JOB: Find every line in the records below that holds the word "text", and copy it out.

· · · ·

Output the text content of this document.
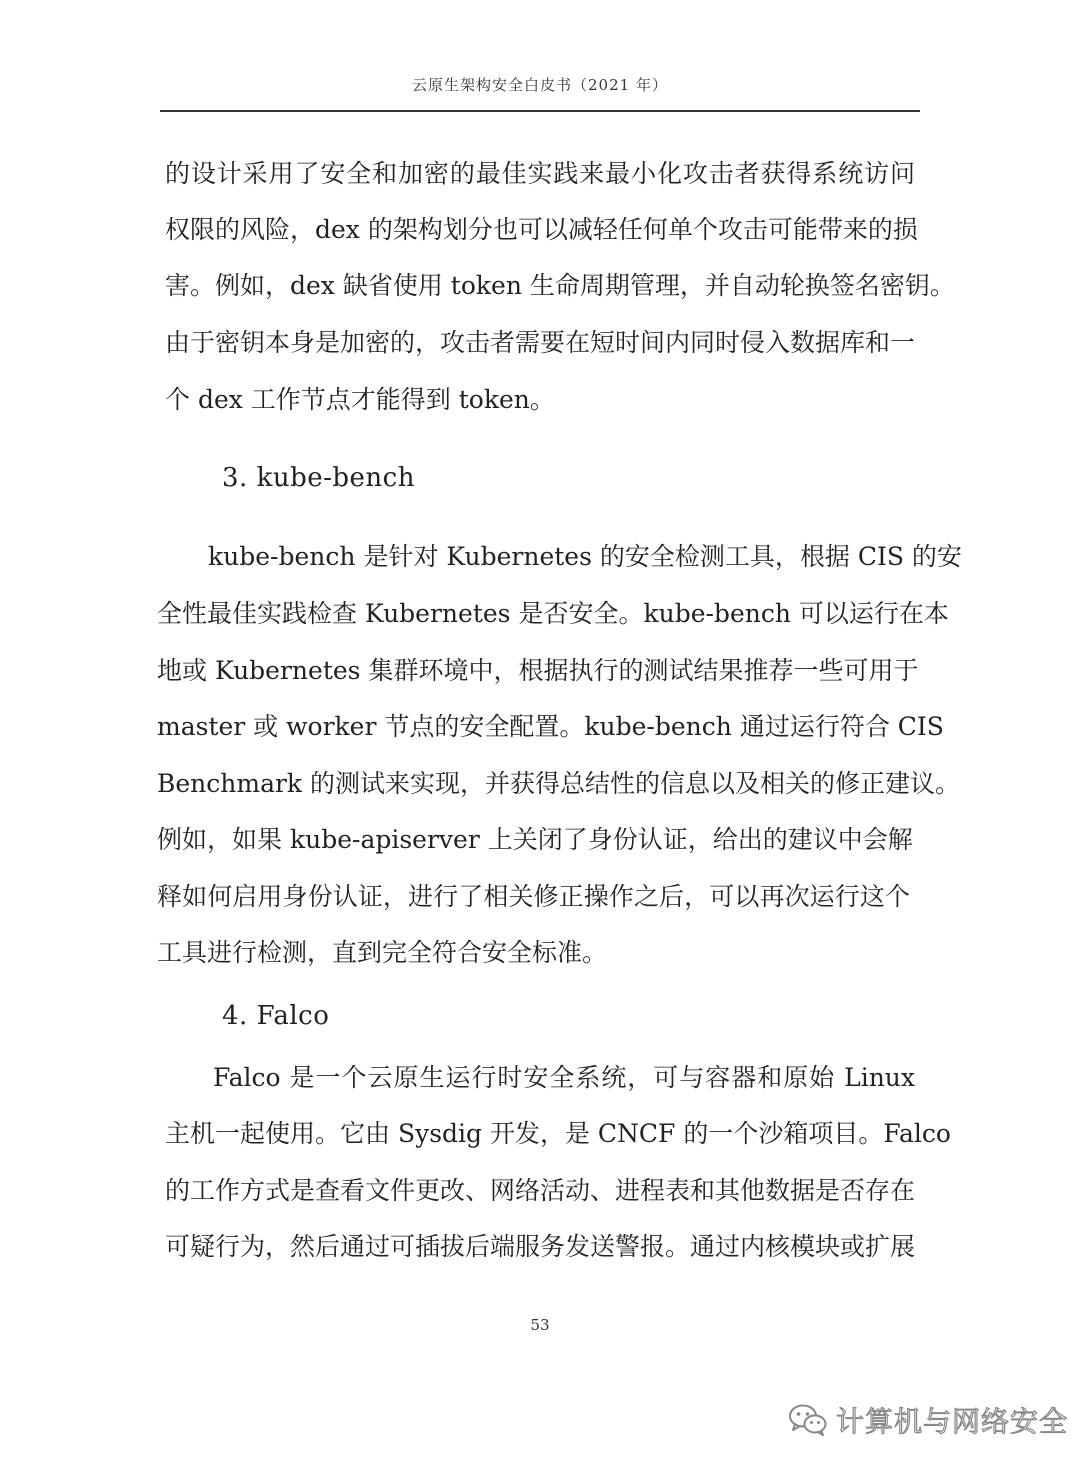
云原生架构安全白皮书（2021 年）
的设计采用了安全和加密的最佳实践来最小化攻击者获得系统访问
权限的风险，dex 的架构划分也可以减轻任何单个攻击可能带来的损
害。例如，dex 缺省使用 token 生命周期管理，并自动轮换签名密钥。
由于密钥本身是加密的，攻击者需要在短时间内同时侵入数据库和一
个 dex 工作节点才能得到 token。
3. kube-bench
kube-bench 是针对 Kubernetes 的安全检测工具，根据 CIS 的安
全性最佳实践检查 Kubernetes 是否安全。kube-bench 可以运行在本
地或 Kubernetes 集群环境中，根据执行的测试结果推荐一些可用于
master 或 worker 节点的安全配置。kube-bench 通过运行符合 CIS
Benchmark 的测试来实现，并获得总结性的信息以及相关的修正建议。
例如，如果 kube-apiserver 上关闭了身份认证，给出的建议中会解
释如何启用身份认证，进行了相关修正操作之后，可以再次运行这个
工具进行检测，直到完全符合安全标准。
4. Falco
Falco 是一个云原生运行时安全系统，可与容器和原始 Linux
主机一起使用。它由 Sysdig 开发，是 CNCF 的一个沙箱项目。Falco
的工作方式是查看文件更改、网络活动、进程表和其他数据是否存在
可疑行为，然后通过可插拔后端服务发送警报。通过内核模块或扩展
53
计算机与网络安全
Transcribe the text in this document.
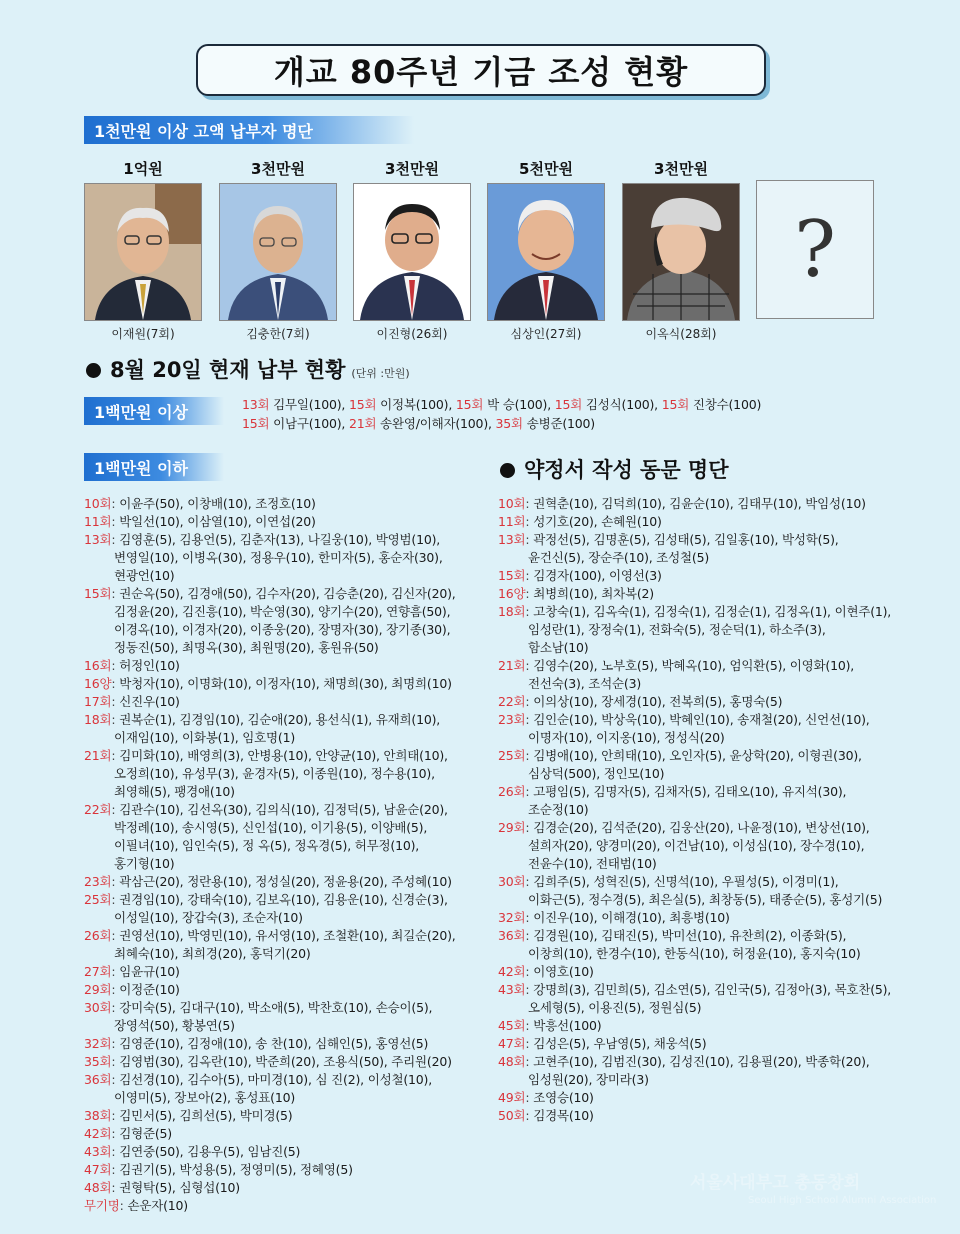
개교 80주년 기금 조성 현황
1천만원 이상 고액 납부자 명단
1억원
이재원(7회)
3천만원
김충한(7회)
3천만원
이진형(26회)
5천만원
심상인(27회)
3천만원
이옥식(28회)
?
8월 20일 현재 납부 현황 (단위 :만원)
1백만원 이상	13회 김무일(100), 15회 이정복(100), 15회 박 승(100), 15회 김성식(100), 15회 진창수(100)
15회 이남구(100), 21회 송완영/이해자(100), 35회 송병준(100)
1백만원 이하	약정서 작성 동문 명단
10회: 이윤주(50), 이창배(10), 조정호(10)
11회: 박일선(10), 이삼열(10), 이연섭(20)
13회: 김영훈(5), 김용언(5), 김춘자(13), 나길웅(10), 박영범(10),
변영일(10), 이병옥(30), 정용우(10), 한미자(5), 홍순자(30),
현광언(10)
15회: 권순옥(50), 김경애(50), 김수자(20), 김승춘(20), 김신자(20),
김정윤(20), 김진흥(10), 박순영(30), 양기수(20), 연향흠(50),
이경옥(10), 이경자(20), 이종웅(20), 장명자(30), 장기종(30),
정동진(50), 최명옥(30), 최원명(20), 홍원유(50)
16회: 허정인(10)
16양: 박청자(10), 이명화(10), 이정자(10), 채명희(30), 최명희(10)
17회: 신진우(10)
18회: 권복순(1), 김경임(10), 김순애(20), 용선식(1), 유재희(10),
이재임(10), 이화봉(1), 임호명(1)
21회: 김미화(10), 배영희(3), 안병용(10), 안양균(10), 안희태(10),
오정희(10), 유성무(3), 윤경자(5), 이종원(10), 정수용(10),
최영해(5), 팽경애(10)
22회: 김관수(10), 김선옥(30), 김의식(10), 김정덕(5), 남윤순(20),
박정례(10), 송시영(5), 신인섭(10), 이기용(5), 이양배(5),
이필녀(10), 임인숙(5), 정 옥(5), 정옥경(5), 허무정(10),
홍기형(10)
23회: 곽삼근(20), 정란용(10), 정성실(20), 정윤용(20), 주성혜(10)
25회: 권경임(10), 강태숙(10), 김보옥(10), 김용운(10), 신경순(3),
이성일(10), 장갑숙(3), 조순자(10)
26회: 권영선(10), 박영민(10), 유서영(10), 조철환(10), 최길순(20),
최혜숙(10), 최희경(20), 홍덕기(20)
27회: 임윤규(10)
29회: 이정준(10)
30회: 강미숙(5), 김대구(10), 박소애(5), 박찬호(10), 손승이(5),
장영석(50), 황봉연(5)
32회: 김영준(10), 김정애(10), 송 찬(10), 심해인(5), 홍영선(5)
35회: 김영범(30), 김옥란(10), 박준희(20), 조용식(50), 주리원(20)
36회: 김선경(10), 김수아(5), 마미경(10), 심 진(2), 이성철(10),
이영미(5), 장보아(2), 홍성표(10)
38회: 김민서(5), 김희선(5), 박미경(5)
42회: 김형준(5)
43회: 김연중(50), 김용우(5), 임남진(5)
47회: 김권기(5), 박성용(5), 정영미(5), 정혜영(5)
48회: 권형탁(5), 심형섭(10)
무기명: 손운자(10)
10회: 권혁춘(10), 김덕희(10), 김윤순(10), 김태무(10), 박임성(10)
11회: 성기호(20), 손혜원(10)
13회: 곽정선(5), 김명훈(5), 김성태(5), 김일홍(10), 박성학(5),
윤건신(5), 장순주(10), 조성철(5)
15회: 김경자(100), 이영선(3)
16양: 최병희(10), 최차복(2)
18회: 고창숙(1), 김옥숙(1), 김정숙(1), 김정순(1), 김정옥(1), 이현주(1),
임성란(1), 장정숙(1), 전화숙(5), 정순덕(1), 하소주(3),
함소남(10)
21회: 김영수(20), 노부호(5), 박혜옥(10), 엄익환(5), 이영화(10),
전선숙(3), 조석순(3)
22회: 이의상(10), 장세경(10), 전복희(5), 홍명숙(5)
23회: 김인순(10), 박상욱(10), 박혜인(10), 송재철(20), 신언선(10),
이명자(10), 이지옹(10), 정성식(20)
25회: 김병애(10), 안희태(10), 오인자(5), 윤상학(20), 이형권(30),
심상덕(500), 정인모(10)
26회: 고평임(5), 김명자(5), 김채자(5), 김태오(10), 유지석(30),
조순정(10)
29회: 김경순(20), 김석준(20), 김웅산(20), 나윤정(10), 변상선(10),
설희자(20), 양경미(20), 이건남(10), 이성심(10), 장수경(10),
전윤수(10), 전태범(10)
30회: 김희주(5), 성혁진(5), 신명석(10), 우필성(5), 이경미(1),
이화근(5), 정수경(5), 최은실(5), 최창동(5), 태종순(5), 홍성기(5)
32회: 이진우(10), 이해경(10), 최흥병(10)
36회: 김경원(10), 김태진(5), 박미선(10), 유찬희(2), 이종화(5),
이창희(10), 한경수(10), 한동식(10), 허정윤(10), 홍지숙(10)
42회: 이영호(10)
43회: 강명희(3), 김민희(5), 김소연(5), 김인국(5), 김정아(3), 목호찬(5),
오세형(5), 이용진(5), 정원심(5)
45회: 박흥선(100)
47회: 김성은(5), 우남영(5), 채웅석(5)
48회: 고현주(10), 김범진(30), 김성진(10), 김용필(20), 박종학(20),
임성원(20), 장미라(3)
49회: 조영승(10)
50회: 김경목(10)
서울사대부고 총동창회
Seoul High School Alumni Association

· · · ·

TASK SOLUTION:
Output the text content of this document.
Transcribe the text in this document.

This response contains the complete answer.